→ Listing:

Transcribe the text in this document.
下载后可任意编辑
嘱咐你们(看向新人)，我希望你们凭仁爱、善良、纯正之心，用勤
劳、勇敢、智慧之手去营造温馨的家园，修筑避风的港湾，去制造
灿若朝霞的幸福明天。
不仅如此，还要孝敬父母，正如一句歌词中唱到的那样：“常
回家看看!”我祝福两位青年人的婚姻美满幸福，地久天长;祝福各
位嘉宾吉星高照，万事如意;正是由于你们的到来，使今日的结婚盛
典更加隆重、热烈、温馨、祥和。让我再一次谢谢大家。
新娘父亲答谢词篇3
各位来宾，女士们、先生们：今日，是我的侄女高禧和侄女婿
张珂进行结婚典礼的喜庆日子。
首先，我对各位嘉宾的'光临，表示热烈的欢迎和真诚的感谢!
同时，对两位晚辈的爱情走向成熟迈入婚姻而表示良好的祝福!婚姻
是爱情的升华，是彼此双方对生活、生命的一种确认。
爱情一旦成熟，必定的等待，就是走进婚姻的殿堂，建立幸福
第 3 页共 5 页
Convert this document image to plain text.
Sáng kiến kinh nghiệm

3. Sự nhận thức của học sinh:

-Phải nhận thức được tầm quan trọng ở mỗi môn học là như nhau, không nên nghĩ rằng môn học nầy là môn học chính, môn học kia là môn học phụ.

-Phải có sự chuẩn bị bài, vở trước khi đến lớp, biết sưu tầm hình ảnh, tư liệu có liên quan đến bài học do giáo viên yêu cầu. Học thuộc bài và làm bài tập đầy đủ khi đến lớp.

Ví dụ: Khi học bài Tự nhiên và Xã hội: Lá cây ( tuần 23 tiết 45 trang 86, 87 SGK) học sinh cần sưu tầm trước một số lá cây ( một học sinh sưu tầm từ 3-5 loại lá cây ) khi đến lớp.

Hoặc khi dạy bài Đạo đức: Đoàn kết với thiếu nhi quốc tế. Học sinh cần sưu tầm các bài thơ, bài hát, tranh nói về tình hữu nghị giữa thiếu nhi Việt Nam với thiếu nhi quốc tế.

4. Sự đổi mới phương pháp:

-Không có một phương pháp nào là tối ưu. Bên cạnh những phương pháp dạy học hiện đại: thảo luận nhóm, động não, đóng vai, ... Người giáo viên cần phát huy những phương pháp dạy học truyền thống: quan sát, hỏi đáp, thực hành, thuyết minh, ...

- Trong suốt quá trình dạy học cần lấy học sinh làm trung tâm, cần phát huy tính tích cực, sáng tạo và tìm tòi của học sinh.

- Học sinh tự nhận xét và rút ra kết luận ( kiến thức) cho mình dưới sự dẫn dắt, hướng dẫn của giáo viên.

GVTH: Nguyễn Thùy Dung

→ Instructions for the task:
The word "phương" may appear on some lines of these records; state how many such lines there are, and nothing else.

→ Result of this exercise:
2